AIM OF THE EXERCISE.
Search the records for "knowledge" and copy each line that holds it.

RAW RECORDS.
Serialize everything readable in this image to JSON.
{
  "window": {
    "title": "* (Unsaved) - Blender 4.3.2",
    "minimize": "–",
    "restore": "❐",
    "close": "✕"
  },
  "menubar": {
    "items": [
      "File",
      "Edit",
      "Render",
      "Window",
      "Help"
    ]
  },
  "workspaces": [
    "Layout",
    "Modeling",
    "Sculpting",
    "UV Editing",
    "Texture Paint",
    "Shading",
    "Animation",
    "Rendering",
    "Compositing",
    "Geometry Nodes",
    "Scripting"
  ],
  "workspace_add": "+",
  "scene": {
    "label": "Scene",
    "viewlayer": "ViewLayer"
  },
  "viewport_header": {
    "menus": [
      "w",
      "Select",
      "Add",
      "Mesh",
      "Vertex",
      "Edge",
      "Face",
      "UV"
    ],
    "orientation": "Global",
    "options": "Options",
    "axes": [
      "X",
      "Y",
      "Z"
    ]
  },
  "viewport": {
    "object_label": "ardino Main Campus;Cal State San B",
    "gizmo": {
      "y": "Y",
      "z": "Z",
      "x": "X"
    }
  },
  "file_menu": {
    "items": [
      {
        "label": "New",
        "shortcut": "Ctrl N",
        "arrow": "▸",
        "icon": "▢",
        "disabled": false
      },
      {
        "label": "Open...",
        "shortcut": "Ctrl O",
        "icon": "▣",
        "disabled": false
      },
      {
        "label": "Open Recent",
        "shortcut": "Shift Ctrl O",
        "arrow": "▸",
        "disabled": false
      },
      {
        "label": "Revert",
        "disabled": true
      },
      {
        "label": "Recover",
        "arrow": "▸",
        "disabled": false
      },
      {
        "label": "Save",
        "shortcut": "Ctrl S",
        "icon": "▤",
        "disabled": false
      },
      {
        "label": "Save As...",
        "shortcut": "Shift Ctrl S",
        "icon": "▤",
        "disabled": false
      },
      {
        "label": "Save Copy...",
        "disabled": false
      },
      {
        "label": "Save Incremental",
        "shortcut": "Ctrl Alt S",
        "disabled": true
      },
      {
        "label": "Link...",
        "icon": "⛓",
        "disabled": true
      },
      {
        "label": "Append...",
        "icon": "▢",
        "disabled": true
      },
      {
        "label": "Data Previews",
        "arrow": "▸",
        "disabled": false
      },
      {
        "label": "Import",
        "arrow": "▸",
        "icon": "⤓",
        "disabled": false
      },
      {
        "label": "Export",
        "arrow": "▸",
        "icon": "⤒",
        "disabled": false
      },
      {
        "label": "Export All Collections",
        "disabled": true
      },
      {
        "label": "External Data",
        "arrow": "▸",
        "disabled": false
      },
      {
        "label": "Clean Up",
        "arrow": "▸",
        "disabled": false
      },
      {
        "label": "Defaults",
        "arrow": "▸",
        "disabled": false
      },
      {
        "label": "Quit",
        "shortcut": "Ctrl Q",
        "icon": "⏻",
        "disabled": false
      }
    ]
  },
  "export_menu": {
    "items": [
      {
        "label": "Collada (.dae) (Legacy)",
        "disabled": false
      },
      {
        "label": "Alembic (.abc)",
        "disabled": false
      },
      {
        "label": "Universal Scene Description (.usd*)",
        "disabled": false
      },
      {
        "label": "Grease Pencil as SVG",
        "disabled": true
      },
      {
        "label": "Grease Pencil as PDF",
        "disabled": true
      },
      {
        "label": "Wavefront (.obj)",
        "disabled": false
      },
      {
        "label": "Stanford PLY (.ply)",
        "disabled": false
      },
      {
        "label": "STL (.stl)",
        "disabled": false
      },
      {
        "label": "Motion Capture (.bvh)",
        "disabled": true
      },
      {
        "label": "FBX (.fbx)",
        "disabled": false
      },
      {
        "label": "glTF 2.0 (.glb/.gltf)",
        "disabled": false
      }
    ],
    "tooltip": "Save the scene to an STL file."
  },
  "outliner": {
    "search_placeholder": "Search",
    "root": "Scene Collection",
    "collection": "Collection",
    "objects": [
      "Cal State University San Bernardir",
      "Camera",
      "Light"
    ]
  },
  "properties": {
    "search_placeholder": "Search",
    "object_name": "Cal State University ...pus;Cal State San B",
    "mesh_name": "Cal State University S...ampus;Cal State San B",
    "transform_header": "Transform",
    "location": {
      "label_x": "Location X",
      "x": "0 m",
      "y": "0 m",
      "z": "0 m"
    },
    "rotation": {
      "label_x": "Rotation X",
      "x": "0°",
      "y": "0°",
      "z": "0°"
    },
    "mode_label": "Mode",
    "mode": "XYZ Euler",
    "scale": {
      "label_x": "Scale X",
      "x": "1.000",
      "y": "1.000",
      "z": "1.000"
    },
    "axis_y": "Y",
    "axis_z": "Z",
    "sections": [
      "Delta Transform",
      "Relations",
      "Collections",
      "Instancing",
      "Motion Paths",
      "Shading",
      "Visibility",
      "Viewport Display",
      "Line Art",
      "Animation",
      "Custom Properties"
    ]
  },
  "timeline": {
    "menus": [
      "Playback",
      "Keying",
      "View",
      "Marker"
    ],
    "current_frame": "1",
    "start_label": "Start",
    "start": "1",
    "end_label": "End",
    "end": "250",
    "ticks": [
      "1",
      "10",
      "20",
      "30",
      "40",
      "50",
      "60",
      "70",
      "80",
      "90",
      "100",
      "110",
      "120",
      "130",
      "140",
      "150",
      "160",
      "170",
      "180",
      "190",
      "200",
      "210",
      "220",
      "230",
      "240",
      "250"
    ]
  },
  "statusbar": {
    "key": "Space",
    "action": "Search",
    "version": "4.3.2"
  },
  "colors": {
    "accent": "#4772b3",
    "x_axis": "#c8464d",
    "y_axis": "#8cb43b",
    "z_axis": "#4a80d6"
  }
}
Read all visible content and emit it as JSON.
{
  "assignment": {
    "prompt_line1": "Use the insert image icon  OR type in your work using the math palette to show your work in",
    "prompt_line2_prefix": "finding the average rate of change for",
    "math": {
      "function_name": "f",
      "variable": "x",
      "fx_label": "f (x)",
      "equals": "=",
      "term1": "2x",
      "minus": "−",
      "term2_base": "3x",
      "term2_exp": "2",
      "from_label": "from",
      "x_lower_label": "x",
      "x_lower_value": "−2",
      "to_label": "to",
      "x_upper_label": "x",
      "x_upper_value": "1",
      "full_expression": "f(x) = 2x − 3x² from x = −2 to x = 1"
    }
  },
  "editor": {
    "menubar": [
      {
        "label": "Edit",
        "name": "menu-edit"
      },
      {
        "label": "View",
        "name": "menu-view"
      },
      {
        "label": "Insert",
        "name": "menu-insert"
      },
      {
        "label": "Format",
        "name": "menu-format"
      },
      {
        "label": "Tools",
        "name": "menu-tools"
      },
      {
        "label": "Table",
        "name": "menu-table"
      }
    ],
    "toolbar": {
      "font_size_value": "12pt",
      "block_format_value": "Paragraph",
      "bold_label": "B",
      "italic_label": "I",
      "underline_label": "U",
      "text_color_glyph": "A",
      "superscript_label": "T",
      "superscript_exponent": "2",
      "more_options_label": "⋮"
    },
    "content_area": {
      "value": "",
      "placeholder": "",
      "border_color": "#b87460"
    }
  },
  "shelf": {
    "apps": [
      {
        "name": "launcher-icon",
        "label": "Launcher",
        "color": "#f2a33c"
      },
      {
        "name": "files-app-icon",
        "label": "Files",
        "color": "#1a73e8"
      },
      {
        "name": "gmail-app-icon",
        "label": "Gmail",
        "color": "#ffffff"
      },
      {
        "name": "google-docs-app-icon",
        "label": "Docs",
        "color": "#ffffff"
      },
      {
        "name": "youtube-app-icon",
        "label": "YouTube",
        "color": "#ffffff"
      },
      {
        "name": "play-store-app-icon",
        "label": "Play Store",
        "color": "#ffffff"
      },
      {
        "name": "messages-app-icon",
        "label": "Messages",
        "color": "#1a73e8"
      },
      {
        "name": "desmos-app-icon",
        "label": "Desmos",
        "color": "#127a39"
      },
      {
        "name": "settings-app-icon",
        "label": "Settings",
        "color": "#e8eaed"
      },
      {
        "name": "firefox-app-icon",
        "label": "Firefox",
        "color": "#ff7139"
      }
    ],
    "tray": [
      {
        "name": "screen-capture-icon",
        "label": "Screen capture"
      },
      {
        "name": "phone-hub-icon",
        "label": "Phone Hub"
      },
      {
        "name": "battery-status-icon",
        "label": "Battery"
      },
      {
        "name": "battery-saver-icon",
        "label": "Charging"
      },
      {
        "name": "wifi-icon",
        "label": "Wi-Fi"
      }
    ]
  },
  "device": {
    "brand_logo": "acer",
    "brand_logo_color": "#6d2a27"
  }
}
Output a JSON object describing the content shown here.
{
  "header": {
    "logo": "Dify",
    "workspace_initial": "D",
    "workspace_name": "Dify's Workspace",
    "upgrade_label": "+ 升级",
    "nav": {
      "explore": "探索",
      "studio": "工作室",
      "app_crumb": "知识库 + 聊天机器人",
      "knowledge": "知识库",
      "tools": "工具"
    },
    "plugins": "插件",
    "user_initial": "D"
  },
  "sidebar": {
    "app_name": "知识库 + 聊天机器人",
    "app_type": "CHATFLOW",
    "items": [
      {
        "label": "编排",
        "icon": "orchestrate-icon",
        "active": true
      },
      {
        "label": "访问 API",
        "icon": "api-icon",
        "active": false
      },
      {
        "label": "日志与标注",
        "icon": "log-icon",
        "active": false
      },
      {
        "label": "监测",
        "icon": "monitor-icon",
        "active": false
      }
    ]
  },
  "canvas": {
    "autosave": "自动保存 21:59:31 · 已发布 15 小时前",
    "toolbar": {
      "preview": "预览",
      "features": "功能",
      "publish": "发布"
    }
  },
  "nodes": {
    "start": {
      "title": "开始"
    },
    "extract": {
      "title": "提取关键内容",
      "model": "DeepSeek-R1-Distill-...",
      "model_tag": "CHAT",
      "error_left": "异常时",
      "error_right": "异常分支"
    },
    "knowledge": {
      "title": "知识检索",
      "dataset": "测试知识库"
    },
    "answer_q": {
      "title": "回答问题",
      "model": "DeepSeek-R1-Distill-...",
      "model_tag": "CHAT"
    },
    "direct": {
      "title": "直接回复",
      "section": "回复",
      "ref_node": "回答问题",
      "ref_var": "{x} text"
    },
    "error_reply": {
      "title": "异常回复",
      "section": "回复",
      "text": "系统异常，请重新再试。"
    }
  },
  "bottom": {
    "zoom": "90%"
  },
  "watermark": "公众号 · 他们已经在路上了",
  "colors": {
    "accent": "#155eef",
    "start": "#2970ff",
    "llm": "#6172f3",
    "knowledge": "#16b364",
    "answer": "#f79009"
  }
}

RIGHT ANSWER.
      "knowledge": "知识库",
    "knowledge": {
    "knowledge": "#16b364",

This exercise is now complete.